## [PROMPT]
Filter the records below and copy every line containing the word "Steering".

[Records excerpted from a collection]

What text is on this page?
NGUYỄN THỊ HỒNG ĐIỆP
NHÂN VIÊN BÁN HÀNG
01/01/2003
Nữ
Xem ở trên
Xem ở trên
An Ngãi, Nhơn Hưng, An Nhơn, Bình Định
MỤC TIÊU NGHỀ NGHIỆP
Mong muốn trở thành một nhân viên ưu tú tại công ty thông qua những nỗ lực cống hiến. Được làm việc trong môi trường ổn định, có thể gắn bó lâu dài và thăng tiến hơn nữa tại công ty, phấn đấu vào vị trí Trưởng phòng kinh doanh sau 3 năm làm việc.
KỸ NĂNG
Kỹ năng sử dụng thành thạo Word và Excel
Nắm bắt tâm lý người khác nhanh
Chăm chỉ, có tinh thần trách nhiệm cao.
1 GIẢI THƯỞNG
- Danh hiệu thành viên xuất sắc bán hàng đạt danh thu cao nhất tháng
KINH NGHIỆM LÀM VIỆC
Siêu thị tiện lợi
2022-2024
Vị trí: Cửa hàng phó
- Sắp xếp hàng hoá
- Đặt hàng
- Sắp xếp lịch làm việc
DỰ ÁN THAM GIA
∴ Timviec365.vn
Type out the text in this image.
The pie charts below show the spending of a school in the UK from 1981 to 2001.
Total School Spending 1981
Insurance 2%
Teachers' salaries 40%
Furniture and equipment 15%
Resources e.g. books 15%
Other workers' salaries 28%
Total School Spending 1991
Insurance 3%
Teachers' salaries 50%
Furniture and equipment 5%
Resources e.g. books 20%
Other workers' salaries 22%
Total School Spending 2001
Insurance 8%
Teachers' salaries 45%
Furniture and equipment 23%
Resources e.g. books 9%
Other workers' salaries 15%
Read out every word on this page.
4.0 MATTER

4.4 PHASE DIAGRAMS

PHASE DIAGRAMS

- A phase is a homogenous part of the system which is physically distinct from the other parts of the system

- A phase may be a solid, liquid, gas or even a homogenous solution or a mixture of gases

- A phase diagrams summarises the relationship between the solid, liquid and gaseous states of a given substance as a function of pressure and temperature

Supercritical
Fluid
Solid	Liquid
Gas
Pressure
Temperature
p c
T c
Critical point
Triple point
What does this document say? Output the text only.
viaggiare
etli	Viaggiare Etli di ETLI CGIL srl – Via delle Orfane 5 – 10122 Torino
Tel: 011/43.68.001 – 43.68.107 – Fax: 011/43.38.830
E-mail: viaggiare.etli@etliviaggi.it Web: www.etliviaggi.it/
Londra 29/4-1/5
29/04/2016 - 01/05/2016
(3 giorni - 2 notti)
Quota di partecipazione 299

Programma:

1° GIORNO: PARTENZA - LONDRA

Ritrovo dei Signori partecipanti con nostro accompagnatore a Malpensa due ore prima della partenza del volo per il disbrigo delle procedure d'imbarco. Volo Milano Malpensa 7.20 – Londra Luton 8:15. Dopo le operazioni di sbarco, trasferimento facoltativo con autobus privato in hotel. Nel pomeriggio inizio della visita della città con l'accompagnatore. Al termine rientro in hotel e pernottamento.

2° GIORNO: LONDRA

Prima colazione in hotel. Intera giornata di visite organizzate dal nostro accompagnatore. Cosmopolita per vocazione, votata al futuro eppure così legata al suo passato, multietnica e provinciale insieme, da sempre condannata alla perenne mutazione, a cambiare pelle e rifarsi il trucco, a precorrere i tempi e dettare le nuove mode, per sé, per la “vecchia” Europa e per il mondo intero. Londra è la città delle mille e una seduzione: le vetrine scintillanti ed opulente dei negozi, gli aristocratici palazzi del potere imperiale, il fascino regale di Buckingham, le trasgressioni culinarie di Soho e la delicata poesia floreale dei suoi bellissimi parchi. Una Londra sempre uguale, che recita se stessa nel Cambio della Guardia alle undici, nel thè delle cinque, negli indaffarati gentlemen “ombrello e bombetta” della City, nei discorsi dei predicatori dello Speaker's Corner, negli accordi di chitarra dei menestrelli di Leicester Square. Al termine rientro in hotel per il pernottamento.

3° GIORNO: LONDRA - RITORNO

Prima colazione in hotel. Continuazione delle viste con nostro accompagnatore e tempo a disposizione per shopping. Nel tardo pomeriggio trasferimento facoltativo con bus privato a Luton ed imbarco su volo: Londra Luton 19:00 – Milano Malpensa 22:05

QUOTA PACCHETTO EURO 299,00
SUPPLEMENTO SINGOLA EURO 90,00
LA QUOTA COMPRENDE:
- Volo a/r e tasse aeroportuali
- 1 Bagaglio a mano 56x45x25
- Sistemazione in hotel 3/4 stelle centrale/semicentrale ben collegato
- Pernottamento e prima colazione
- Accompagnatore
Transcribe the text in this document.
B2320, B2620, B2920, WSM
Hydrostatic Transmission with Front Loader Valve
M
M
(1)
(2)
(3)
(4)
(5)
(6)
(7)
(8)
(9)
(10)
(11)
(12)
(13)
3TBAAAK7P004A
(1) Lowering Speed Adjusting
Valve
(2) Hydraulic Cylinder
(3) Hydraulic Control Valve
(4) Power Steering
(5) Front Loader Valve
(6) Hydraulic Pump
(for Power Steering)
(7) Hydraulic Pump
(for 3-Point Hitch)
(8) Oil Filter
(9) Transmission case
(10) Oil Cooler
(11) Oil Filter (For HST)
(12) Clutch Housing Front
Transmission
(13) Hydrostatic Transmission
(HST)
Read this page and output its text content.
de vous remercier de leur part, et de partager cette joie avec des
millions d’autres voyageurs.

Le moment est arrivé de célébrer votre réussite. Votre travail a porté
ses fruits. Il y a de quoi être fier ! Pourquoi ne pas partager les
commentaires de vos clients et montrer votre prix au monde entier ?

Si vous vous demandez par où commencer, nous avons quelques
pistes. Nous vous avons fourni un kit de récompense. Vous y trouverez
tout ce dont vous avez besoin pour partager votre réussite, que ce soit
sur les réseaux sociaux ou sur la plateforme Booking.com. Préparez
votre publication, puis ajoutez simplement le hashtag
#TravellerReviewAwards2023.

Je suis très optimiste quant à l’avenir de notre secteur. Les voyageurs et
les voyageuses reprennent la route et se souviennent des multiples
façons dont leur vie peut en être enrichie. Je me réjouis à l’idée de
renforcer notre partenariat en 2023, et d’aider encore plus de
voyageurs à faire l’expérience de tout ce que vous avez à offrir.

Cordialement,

## [TASK ANSWER]
(4) Power Steering
(for Power Steering)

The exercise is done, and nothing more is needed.